**Short problem**
Every record below should be written out exactly; pictures stay out.
>> Begin Listed entries
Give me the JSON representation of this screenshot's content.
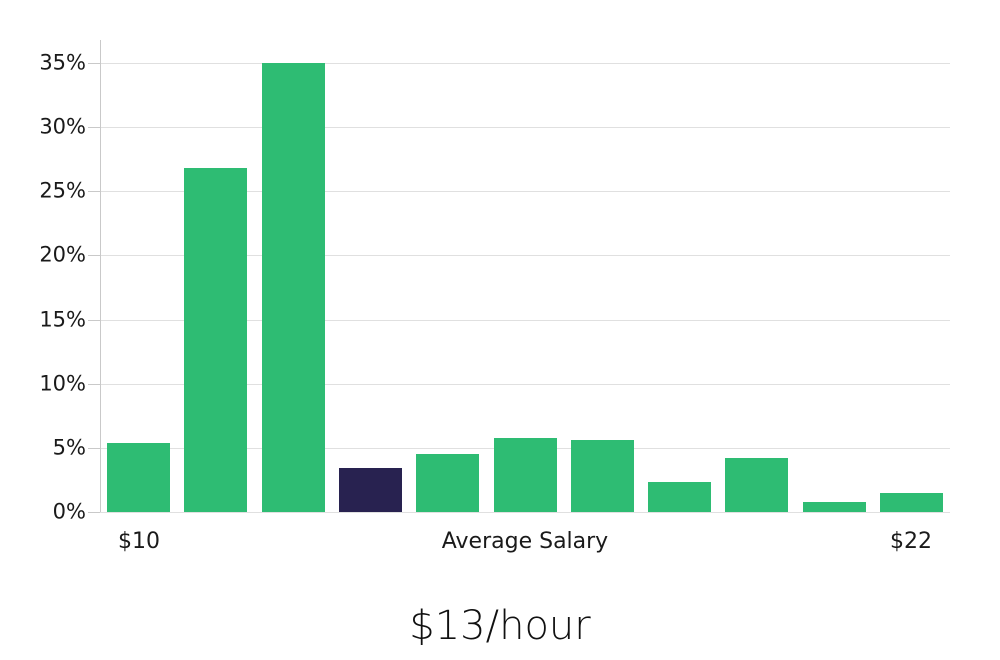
{
  "chart_data": {
    "type": "bar",
    "title": "$13/hour",
    "categories": [
      "$10",
      "",
      "",
      "",
      "",
      "Average Salary",
      "",
      "",
      "",
      "",
      "$22"
    ],
    "values": [
      5.4,
      26.8,
      35.0,
      3.4,
      4.5,
      5.8,
      5.6,
      2.3,
      4.2,
      0.8,
      1.5
    ],
    "highlight_index": 3,
    "y_ticks": {
      "values": [
        0,
        5,
        10,
        15,
        20,
        25,
        30,
        35
      ],
      "labels": [
        "0%",
        "5%",
        "10%",
        "15%",
        "20%",
        "25%",
        "30%",
        "35%"
      ]
    },
    "ylim": [
      0,
      35
    ],
    "xlabel": "",
    "ylabel": "",
    "grid": "horizontal",
    "legend": false,
    "colors": {
      "bar": "#2EBC73",
      "highlight_bar": "#282250",
      "gridline": "#E0E0E0",
      "axis": "#C9C9C9",
      "tick_label": "#1A1A1A",
      "title": "#111111"
    }
  }
}
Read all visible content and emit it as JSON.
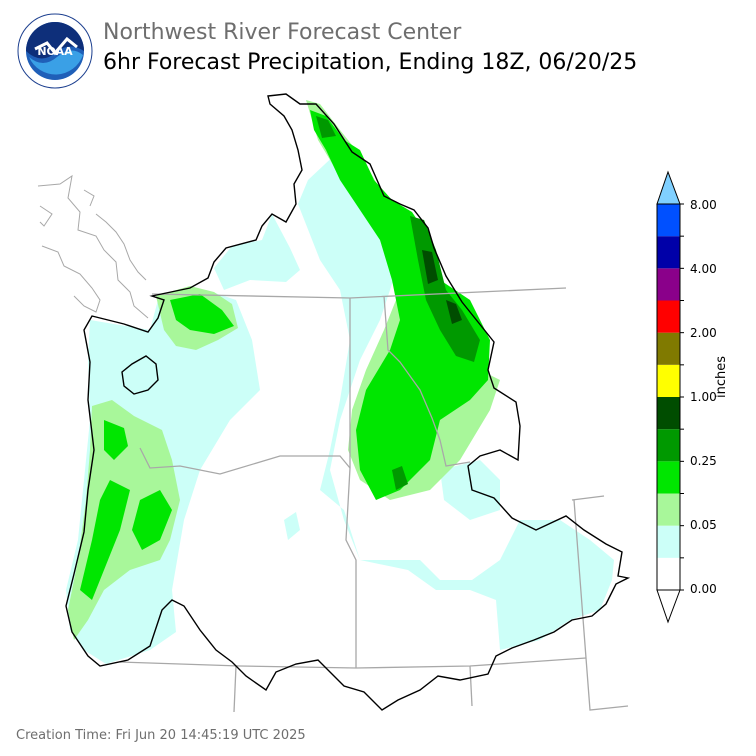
{
  "header": {
    "title": "Northwest River Forecast Center",
    "subtitle": "6hr Forecast Precipitation, Ending 18Z, 06/20/25",
    "logo_text": "NOAA",
    "logo_ring_text": "NATIONAL OCEANIC AND ATMOSPHERIC ADMINISTRATION · U.S. DEPARTMENT OF COMMERCE"
  },
  "colorbar": {
    "unit": "inches",
    "tick_labels": [
      "0.00",
      "0.05",
      "0.25",
      "1.00",
      "2.00",
      "4.00",
      "8.00"
    ],
    "colors": [
      "#ffffff",
      "#ccfff8",
      "#a8f79a",
      "#00e600",
      "#009900",
      "#004d00",
      "#ffff00",
      "#807a00",
      "#ff0000",
      "#8a008a",
      "#0000a8",
      "#0050ff",
      "#80d0ff"
    ]
  },
  "footer": {
    "creation_time": "Creation Time: Fri Jun 20 14:45:19 UTC 2025"
  }
}
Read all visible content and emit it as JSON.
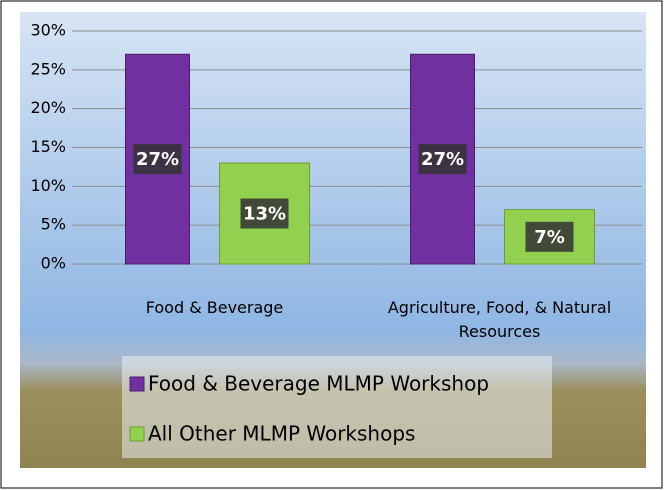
{
  "chart_data": {
    "type": "bar",
    "categories": [
      "Food & Beverage",
      "Agriculture, Food, & Natural Resources"
    ],
    "series": [
      {
        "name": "Food & Beverage MLMP Workshop",
        "color": "#7030a0",
        "values": [
          27,
          27
        ],
        "value_labels": [
          "27%",
          "27%"
        ]
      },
      {
        "name": "All Other MLMP Workshops",
        "color": "#92d050",
        "values": [
          13,
          7
        ],
        "value_labels": [
          "13%",
          "7%"
        ]
      }
    ],
    "ylim": [
      0,
      30
    ],
    "yticks": [
      {
        "value": 0,
        "label": "0%"
      },
      {
        "value": 5,
        "label": "5%"
      },
      {
        "value": 10,
        "label": "10%"
      },
      {
        "value": 15,
        "label": "15%"
      },
      {
        "value": 20,
        "label": "20%"
      },
      {
        "value": 25,
        "label": "25%"
      },
      {
        "value": 30,
        "label": "30%"
      }
    ],
    "grid": true,
    "legend": "bottom"
  }
}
>> End Listed entries
**Reply**
Give me the JSON representation of this screenshot's content.
{
  "chart_data": {
    "type": "bar",
    "title": "$13/hour",
    "categories": [
      "$10",
      "",
      "",
      "",
      "",
      "Average Salary",
      "",
      "",
      "",
      "",
      "$22"
    ],
    "values": [
      5.4,
      26.8,
      35.0,
      3.4,
      4.5,
      5.8,
      5.6,
      2.3,
      4.2,
      0.8,
      1.5
    ],
    "highlight_index": 3,
    "y_ticks": {
      "values": [
        0,
        5,
        10,
        15,
        20,
        25,
        30,
        35
      ],
      "labels": [
        "0%",
        "5%",
        "10%",
        "15%",
        "20%",
        "25%",
        "30%",
        "35%"
      ]
    },
    "ylim": [
      0,
      35
    ],
    "xlabel": "",
    "ylabel": "",
    "grid": "horizontal",
    "legend": false,
    "colors": {
      "bar": "#2EBC73",
      "highlight_bar": "#282250",
      "gridline": "#E0E0E0",
      "axis": "#C9C9C9",
      "tick_label": "#1A1A1A",
      "title": "#111111"
    }
  }
}
Read all visible content and emit it as JSON.
{
  "header": {
    "title": "Northwest River Forecast Center",
    "subtitle": "6hr Forecast Precipitation, Ending 18Z, 06/20/25",
    "logo_text": "NOAA",
    "logo_ring_text": "NATIONAL OCEANIC AND ATMOSPHERIC ADMINISTRATION · U.S. DEPARTMENT OF COMMERCE"
  },
  "colorbar": {
    "unit": "inches",
    "tick_labels": [
      "0.00",
      "0.05",
      "0.25",
      "1.00",
      "2.00",
      "4.00",
      "8.00"
    ],
    "colors": [
      "#ffffff",
      "#ccfff8",
      "#a8f79a",
      "#00e600",
      "#009900",
      "#004d00",
      "#ffff00",
      "#807a00",
      "#ff0000",
      "#8a008a",
      "#0000a8",
      "#0050ff",
      "#80d0ff"
    ]
  },
  "footer": {
    "creation_time": "Creation Time: Fri Jun 20 14:45:19 UTC 2025"
  }
}
Read all visible content and emit it as JSON.
{
  "chart_data": {
    "type": "bar",
    "categories": [
      "Food & Beverage",
      "Agriculture, Food, & Natural Resources"
    ],
    "series": [
      {
        "name": "Food & Beverage MLMP Workshop",
        "color": "#7030a0",
        "values": [
          27,
          27
        ],
        "value_labels": [
          "27%",
          "27%"
        ]
      },
      {
        "name": "All Other MLMP Workshops",
        "color": "#92d050",
        "values": [
          13,
          7
        ],
        "value_labels": [
          "13%",
          "7%"
        ]
      }
    ],
    "ylim": [
      0,
      30
    ],
    "yticks": [
      {
        "value": 0,
        "label": "0%"
      },
      {
        "value": 5,
        "label": "5%"
      },
      {
        "value": 10,
        "label": "10%"
      },
      {
        "value": 15,
        "label": "15%"
      },
      {
        "value": 20,
        "label": "20%"
      },
      {
        "value": 25,
        "label": "25%"
      },
      {
        "value": 30,
        "label": "30%"
      }
    ],
    "grid": true,
    "legend": "bottom"
  }
}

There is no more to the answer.